- **Raw records**:
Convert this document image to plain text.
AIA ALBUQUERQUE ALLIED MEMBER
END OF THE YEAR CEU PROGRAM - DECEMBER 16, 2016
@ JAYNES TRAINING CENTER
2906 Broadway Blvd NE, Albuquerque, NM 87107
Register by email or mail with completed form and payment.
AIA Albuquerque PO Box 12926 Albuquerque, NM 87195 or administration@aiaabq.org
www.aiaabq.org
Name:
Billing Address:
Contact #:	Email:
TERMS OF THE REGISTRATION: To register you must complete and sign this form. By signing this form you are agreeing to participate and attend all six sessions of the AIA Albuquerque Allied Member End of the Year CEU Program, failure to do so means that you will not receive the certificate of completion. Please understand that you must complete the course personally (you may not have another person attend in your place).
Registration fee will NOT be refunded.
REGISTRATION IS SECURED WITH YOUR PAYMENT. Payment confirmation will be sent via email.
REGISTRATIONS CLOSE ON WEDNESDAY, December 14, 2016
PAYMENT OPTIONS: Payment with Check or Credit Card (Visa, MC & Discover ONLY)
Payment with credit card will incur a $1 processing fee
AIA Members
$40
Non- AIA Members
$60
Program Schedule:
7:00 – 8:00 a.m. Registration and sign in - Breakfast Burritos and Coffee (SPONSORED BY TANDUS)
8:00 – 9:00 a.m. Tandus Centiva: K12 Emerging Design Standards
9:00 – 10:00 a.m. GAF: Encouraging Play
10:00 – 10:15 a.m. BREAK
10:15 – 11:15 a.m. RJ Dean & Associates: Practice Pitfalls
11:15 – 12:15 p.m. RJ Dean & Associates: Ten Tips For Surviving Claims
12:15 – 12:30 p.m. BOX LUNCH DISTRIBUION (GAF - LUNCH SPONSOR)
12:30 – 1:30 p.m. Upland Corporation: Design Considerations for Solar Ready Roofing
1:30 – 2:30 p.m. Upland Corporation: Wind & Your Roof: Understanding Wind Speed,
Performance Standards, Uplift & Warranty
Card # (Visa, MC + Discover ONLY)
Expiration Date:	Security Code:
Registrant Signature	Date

- **Stated task**:
Gather up every line from the listing above in which the word "this" occurs.

- **The answer**:
Convert this document image to plain text.
TERMS OF THE REGISTRATION: To register you must complete and sign this form. By signing this form you are agreeing to participate and attend all six sessions of the AIA Albuquerque Allied Member End of the Year CEU Program, failure to do so means that you will not receive the certificate of completion. Please understand that you must complete the course personally (you may not have another person attend in your place).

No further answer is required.